◆ Document section
***
Quotes From The Book - part 4 - The Staff Engineer's Path¶
Over the past two years I had the chance to read a bunch of data-related books on the O'Reilly learning platform: what follows is a collection of quotes from "The Staff Engineer's Path" by Tanya Reilly that captured my attention or hit hard because they were highly relatable.
The Staff Engineer's Path¶
1. What Exactly Would You Say You Do Here?¶
The work that’s most important will often be the work that nobody else sees.
A scope too narrow
When you started out as an engineer, your manager probably told you what to work on and how to approach it. At senior level, maybe your manager advised you on which problems were important to solve, and left it to you to figure out what to do about it. At staff+ levels, your manager should be bringing you information and sharing context, but you should be telling them what’s important just as much as the other way around.
Maybe now you’re convinced that engineers should do this big-picture, big-project, good-influence stuff, but here’s the problem: they can’t do it on top of the coding workload of a senior engineer. Any hour you’re writing strategy, reviewing project designs, or setting standards, you’re not coding, architecting new systems, or doing a lot of the work a software engineer might be evaluated on. If a company’s most senior engineers just write code all day, the codebase will see the benefit of their skills, but the company will miss out on the things that only they can do. This kind of technical leadership needs to be part of the job description of the person doing it. It isn’t a distraction from the job: it is the job.
Why Do We Need Engineers Who Lead Projects That Cross Multiple Teams?
huge decisions can end up being subtle, and they’re often controversial, so essential to making the decision is being able to share context and help others make sense of it
Job ladders vary from company to company, enough that it’s given rise to a website, levels.fyi, that compares technical track ladders across companies.
2. Three Maps¶
If your organization has published a statement of values or principles, that can help you see what the leaders care most about. But these values are aspirational: the real values of the company are reflected in what actually happens every day.
Engineers sometimes dismiss organizational skills as “politics,” but these skills are part of good engineering: considering the humans who are part of the system, being clear about the problem you’re solving, understanding long-term consequences, and making trade-offs about priorities.
3. Creating the Big Picture¶
the process of nemawashi, one of the pillars of the Toyota Production System. It means sharing information and laying the foundations so that by the time a decision is made, there’s already a consensus of opinion.11 If there’s someone who’ll need to give a thumbs-up to your plan, you’ll want those people to show up to any decision-making meeting already convinced that the change is the right thing to do. I’ve always framed this as “Don’t call for a vote until you know you have the votes,” but I was delighted to learn that there’s a word for it.
But the key is that you decide not to decide. You add “make no decision (status quo)” to your list of options and deliberately choose it. You don’t just throw up your hands and walk away.
***
◆ Data block
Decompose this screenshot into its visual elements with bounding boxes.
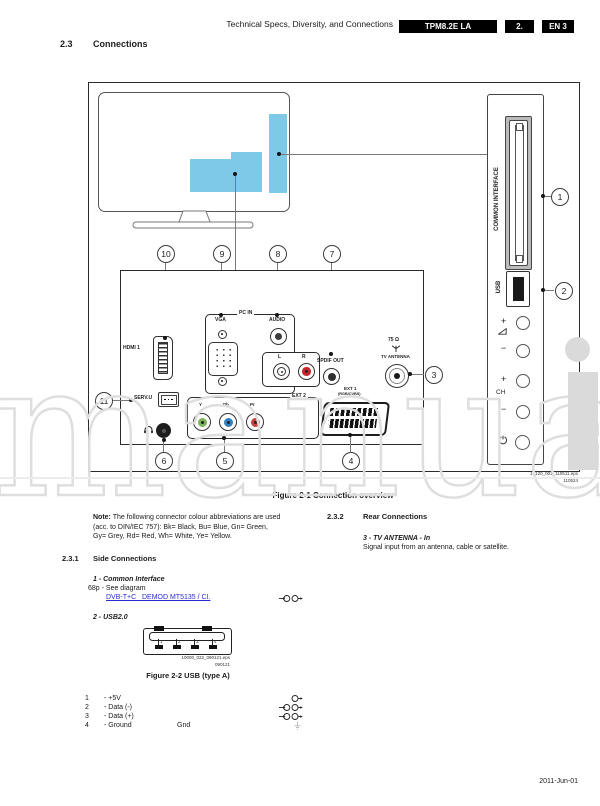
***
◆ Given task 1
Render this sentence from the quotation page into French: "The work that’s most important will often be the work that nobody else sees."
◆ Given task 2
Write out the passage of the quotation page starting at "Engineers sometimes dismiss" and ending at "trade-offs about priorities.", reproducing it word for word.
Base your work on the quotation page alone.

◆ Exercise output 1
Le travail le plus important sera souvent celui que personne d'autre ne voit.

◆ Exercise output 2
Engineers sometimes dismiss organizational skills as “politics,” but these skills are part of good engineering: considering the humans who are part of the system, being clear about the problem you’re solving, understanding long-term consequences, and making trade-offs about priorities.